GIVEN PROBLEM
For every line in the records that has the word "slider", make a copy.

--- DATA PROVIDED ---

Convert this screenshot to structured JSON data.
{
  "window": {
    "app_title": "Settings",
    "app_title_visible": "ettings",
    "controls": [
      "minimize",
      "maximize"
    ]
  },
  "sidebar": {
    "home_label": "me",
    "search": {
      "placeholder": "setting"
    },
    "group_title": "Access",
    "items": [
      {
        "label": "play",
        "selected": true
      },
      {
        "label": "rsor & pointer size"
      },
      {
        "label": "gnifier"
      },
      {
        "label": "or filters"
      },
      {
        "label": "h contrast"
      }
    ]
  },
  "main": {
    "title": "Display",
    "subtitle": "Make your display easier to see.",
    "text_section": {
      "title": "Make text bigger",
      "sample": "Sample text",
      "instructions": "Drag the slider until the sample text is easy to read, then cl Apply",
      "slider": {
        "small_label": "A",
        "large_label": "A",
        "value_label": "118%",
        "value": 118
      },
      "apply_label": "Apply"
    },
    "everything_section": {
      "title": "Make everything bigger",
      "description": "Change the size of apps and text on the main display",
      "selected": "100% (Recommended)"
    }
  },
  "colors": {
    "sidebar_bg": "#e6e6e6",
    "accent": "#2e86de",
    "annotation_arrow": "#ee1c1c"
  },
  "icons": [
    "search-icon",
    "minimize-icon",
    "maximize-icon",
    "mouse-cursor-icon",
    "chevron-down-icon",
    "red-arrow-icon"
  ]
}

---

CORRECT OUTPUT
      "instructions": "Drag the slider until the sample text is easy to read, then cl Apply",
      "slider": {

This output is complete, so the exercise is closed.